Brief: In the listing below, find the line containing "Read out every word on this page.". Write out that line and every line after it to the end, exactly and only those.

Data extracted from a collection:
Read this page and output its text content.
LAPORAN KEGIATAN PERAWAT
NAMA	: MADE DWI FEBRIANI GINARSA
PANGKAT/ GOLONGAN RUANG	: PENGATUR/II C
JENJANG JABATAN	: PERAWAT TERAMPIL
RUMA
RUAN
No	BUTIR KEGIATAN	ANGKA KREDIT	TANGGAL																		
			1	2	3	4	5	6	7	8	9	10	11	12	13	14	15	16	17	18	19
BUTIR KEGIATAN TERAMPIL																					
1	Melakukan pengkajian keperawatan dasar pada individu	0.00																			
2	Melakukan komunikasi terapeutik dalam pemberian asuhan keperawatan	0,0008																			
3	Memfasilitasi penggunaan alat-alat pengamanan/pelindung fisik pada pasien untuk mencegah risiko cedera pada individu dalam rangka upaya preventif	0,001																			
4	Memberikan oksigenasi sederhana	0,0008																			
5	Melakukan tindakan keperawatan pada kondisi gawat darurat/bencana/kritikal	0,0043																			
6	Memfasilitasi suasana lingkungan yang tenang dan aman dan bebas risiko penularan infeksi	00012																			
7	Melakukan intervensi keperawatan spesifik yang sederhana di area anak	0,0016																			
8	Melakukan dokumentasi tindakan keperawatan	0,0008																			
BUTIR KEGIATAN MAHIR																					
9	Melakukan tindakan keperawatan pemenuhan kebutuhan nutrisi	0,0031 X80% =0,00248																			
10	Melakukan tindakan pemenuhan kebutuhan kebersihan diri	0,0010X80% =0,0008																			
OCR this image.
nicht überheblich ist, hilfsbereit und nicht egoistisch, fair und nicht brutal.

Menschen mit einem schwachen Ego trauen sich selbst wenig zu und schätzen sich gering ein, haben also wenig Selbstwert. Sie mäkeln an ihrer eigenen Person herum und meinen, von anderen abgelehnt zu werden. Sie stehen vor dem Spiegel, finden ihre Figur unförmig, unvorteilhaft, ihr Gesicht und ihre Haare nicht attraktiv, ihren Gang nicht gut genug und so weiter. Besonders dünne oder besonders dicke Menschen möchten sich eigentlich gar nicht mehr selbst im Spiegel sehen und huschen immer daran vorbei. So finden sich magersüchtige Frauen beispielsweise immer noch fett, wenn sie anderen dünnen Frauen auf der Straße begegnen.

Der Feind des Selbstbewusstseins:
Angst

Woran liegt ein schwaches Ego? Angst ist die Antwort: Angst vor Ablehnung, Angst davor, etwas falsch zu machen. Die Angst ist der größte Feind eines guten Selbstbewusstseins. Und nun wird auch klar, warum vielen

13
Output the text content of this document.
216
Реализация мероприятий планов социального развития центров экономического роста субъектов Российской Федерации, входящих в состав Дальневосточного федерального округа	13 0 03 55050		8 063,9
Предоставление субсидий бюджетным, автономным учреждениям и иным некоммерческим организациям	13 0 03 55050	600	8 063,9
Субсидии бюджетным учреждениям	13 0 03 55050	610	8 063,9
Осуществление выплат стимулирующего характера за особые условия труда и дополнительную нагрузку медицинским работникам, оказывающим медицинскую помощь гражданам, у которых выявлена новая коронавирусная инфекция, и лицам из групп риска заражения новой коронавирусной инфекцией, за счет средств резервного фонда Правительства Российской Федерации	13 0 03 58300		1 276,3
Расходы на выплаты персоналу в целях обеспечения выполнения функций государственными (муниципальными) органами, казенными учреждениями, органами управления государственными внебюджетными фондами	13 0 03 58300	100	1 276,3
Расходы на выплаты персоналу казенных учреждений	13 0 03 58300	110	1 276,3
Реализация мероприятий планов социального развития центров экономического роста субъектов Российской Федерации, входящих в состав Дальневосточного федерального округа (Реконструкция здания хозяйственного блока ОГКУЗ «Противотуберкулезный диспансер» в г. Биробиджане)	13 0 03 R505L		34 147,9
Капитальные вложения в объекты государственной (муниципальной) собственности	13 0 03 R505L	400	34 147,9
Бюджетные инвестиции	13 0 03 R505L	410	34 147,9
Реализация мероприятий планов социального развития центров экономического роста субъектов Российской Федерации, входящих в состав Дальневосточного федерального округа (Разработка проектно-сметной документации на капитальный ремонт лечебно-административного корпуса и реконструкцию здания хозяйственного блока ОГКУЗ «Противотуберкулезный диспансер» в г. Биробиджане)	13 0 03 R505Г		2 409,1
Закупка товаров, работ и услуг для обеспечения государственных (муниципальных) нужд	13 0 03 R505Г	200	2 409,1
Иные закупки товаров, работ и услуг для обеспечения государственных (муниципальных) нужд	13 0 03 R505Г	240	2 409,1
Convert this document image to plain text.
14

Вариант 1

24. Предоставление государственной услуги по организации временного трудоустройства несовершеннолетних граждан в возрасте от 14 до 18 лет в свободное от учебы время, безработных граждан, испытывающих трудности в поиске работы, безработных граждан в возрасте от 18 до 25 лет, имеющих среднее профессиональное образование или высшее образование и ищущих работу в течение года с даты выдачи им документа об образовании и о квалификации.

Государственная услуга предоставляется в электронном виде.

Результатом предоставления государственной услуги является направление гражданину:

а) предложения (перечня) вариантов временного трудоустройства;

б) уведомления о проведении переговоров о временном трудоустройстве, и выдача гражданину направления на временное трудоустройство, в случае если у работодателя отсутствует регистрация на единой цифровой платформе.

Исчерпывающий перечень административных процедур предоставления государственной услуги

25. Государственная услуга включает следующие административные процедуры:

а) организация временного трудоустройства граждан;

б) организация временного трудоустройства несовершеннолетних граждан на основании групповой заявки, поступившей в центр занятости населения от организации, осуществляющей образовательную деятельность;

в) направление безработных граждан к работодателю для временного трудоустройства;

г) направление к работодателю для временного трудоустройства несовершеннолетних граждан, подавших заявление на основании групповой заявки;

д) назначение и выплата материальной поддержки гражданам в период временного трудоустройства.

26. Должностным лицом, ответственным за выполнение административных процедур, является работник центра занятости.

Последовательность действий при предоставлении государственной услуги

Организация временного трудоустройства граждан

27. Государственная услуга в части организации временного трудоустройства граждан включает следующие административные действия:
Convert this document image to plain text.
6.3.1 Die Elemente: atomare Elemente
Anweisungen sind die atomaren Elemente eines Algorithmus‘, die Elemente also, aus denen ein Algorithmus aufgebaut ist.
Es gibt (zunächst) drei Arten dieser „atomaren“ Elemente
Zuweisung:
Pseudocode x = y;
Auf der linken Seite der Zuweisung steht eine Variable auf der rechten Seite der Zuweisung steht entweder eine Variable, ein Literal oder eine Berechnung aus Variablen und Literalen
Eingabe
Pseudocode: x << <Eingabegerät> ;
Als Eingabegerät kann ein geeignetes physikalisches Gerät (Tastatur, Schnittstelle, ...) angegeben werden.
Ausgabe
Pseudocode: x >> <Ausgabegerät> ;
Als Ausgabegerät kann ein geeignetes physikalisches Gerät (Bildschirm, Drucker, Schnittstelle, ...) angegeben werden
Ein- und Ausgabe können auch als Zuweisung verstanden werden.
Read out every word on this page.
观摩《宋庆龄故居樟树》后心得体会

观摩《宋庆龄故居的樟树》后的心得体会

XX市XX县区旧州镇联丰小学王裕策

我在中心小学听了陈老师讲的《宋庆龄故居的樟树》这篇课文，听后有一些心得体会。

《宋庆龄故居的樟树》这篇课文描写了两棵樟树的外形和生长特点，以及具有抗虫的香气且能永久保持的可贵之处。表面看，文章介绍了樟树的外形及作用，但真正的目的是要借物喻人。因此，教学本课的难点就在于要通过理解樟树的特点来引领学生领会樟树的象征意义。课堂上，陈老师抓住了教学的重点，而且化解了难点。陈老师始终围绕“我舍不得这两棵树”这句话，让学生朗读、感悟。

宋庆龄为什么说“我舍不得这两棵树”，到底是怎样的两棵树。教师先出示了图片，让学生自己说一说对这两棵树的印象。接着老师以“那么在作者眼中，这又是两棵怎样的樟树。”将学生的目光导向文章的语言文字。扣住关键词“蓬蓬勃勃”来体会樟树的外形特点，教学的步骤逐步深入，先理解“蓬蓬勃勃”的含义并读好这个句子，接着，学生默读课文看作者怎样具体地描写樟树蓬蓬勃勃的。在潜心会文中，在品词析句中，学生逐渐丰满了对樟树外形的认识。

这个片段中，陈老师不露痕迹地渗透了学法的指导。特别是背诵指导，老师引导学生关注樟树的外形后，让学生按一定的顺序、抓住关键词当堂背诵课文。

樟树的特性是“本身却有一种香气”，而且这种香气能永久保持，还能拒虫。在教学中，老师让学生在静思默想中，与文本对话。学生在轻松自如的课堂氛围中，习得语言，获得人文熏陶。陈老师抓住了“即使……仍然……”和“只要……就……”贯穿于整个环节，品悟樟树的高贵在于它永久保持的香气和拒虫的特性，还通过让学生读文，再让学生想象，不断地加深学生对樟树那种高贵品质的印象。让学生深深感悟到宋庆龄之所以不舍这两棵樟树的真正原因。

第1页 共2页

Expected answer:
Read out every word on this page.
观摩《宋庆龄故居樟树》后心得体会

观摩《宋庆龄故居的樟树》后的心得体会

XX市XX县区旧州镇联丰小学王裕策

我在中心小学听了陈老师讲的《宋庆龄故居的樟树》这篇课文，听后有一些心得体会。

《宋庆龄故居的樟树》这篇课文描写了两棵樟树的外形和生长特点，以及具有抗虫的香气且能永久保持的可贵之处。表面看，文章介绍了樟树的外形及作用，但真正的目的是要借物喻人。因此，教学本课的难点就在于要通过理解樟树的特点来引领学生领会樟树的象征意义。课堂上，陈老师抓住了教学的重点，而且化解了难点。陈老师始终围绕“我舍不得这两棵树”这句话，让学生朗读、感悟。

宋庆龄为什么说“我舍不得这两棵树”，到底是怎样的两棵树。教师先出示了图片，让学生自己说一说对这两棵树的印象。接着老师以“那么在作者眼中，这又是两棵怎样的樟树。”将学生的目光导向文章的语言文字。扣住关键词“蓬蓬勃勃”来体会樟树的外形特点，教学的步骤逐步深入，先理解“蓬蓬勃勃”的含义并读好这个句子，接着，学生默读课文看作者怎样具体地描写樟树蓬蓬勃勃的。在潜心会文中，在品词析句中，学生逐渐丰满了对樟树外形的认识。

这个片段中，陈老师不露痕迹地渗透了学法的指导。特别是背诵指导，老师引导学生关注樟树的外形后，让学生按一定的顺序、抓住关键词当堂背诵课文。

樟树的特性是“本身却有一种香气”，而且这种香气能永久保持，还能拒虫。在教学中，老师让学生在静思默想中，与文本对话。学生在轻松自如的课堂氛围中，习得语言，获得人文熏陶。陈老师抓住了“即使……仍然……”和“只要……就……”贯穿于整个环节，品悟樟树的高贵在于它永久保持的香气和拒虫的特性，还通过让学生读文，再让学生想象，不断地加深学生对樟树那种高贵品质的印象。让学生深深感悟到宋庆龄之所以不舍这两棵樟树的真正原因。

第1页 共2页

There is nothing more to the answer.